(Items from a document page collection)
/---
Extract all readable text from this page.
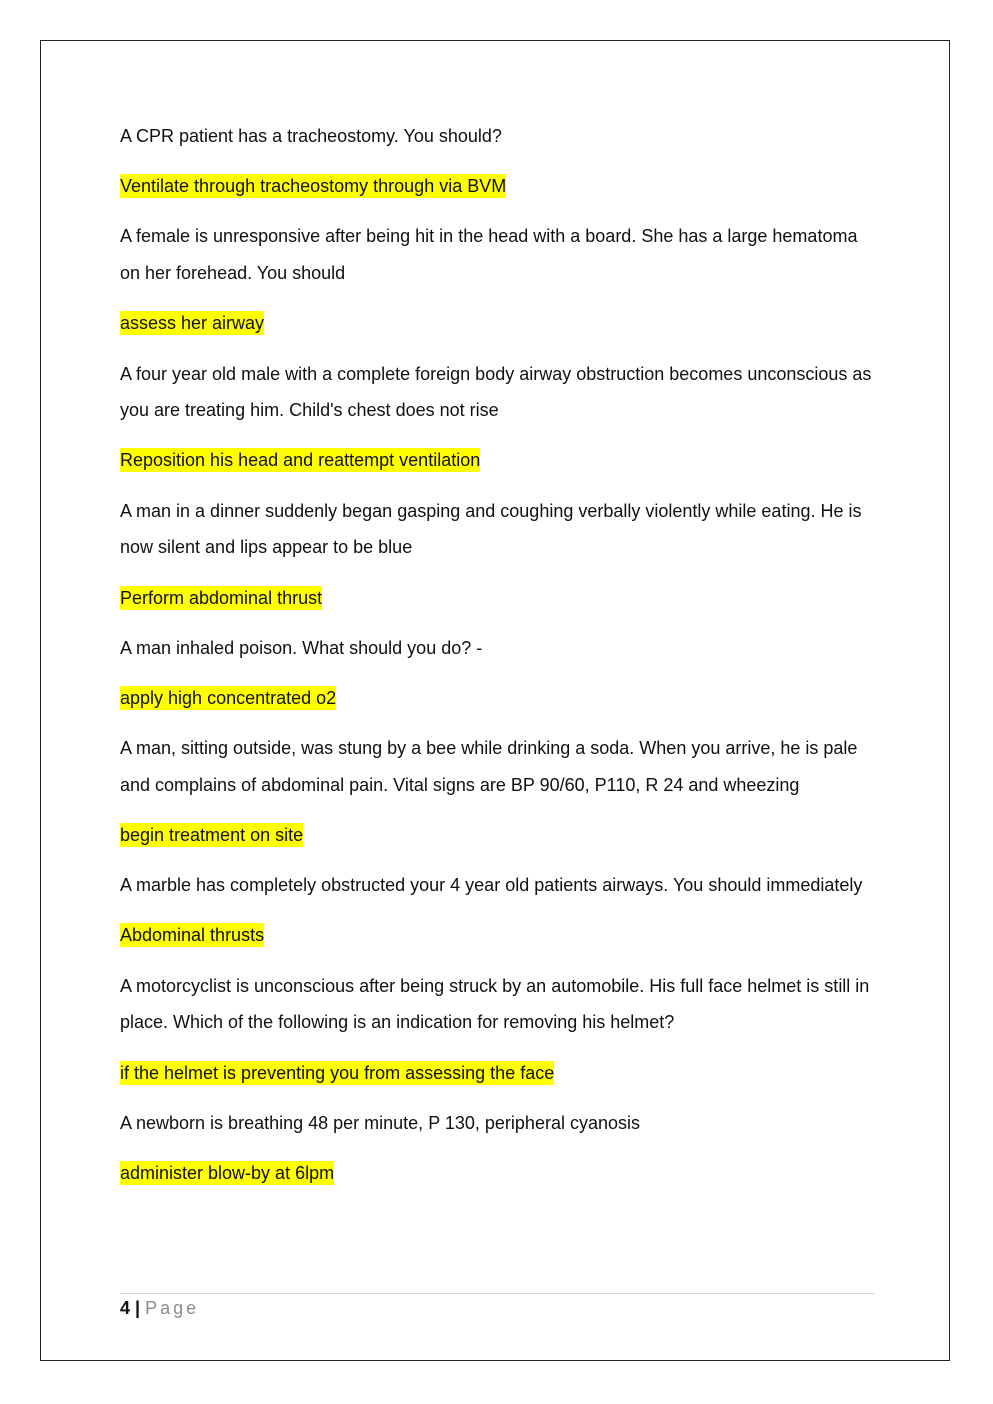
A CPR patient has a tracheostomy. You should?

Ventilate through tracheostomy through via BVM

A female is unresponsive after being hit in the head with a board. She has a large hematoma on her forehead. You should

assess her airway

A four year old male with a complete foreign body airway obstruction becomes unconscious as you are treating him. Child's chest does not rise

Reposition his head and reattempt ventilation

A man in a dinner suddenly began gasping and coughing verbally violently while eating. He is now silent and lips appear to be blue

Perform abdominal thrust

A man inhaled poison. What should you do? -

apply high concentrated o2

A man, sitting outside, was stung by a bee while drinking a soda. When you arrive, he is pale and complains of abdominal pain. Vital signs are BP 90/60, P110, R 24 and wheezing

begin treatment on site

A marble has completely obstructed your 4 year old patients airways. You should immediately

Abdominal thrusts

A motorcyclist is unconscious after being struck by an automobile. His full face helmet is still in place. Which of the following is an indication for removing his helmet?

if the helmet is preventing you from assessing the face

A newborn is breathing 48 per minute, P 130, peripheral cyanosis

administer blow-by at 6lpm

4 | Page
\---
▸ **ACTIVITY**
Make an exact copy of all entries above, dropping the images.

▸ **RESULT OF THIS EXERCISE**
Extract all readable text from this page.
A CPR patient has a tracheostomy. You should?

Ventilate through tracheostomy through via BVM

A female is unresponsive after being hit in the head with a board. She has a large hematoma on her forehead. You should

assess her airway

A four year old male with a complete foreign body airway obstruction becomes unconscious as you are treating him. Child's chest does not rise

Reposition his head and reattempt ventilation

A man in a dinner suddenly began gasping and coughing verbally violently while eating. He is now silent and lips appear to be blue

Perform abdominal thrust

A man inhaled poison. What should you do? -

apply high concentrated o2

A man, sitting outside, was stung by a bee while drinking a soda. When you arrive, he is pale and complains of abdominal pain. Vital signs are BP 90/60, P110, R 24 and wheezing

begin treatment on site

A marble has completely obstructed your 4 year old patients airways. You should immediately

Abdominal thrusts

A motorcyclist is unconscious after being struck by an automobile. His full face helmet is still in place. Which of the following is an indication for removing his helmet?

if the helmet is preventing you from assessing the face

A newborn is breathing 48 per minute, P 130, peripheral cyanosis

administer blow-by at 6lpm

4 | Page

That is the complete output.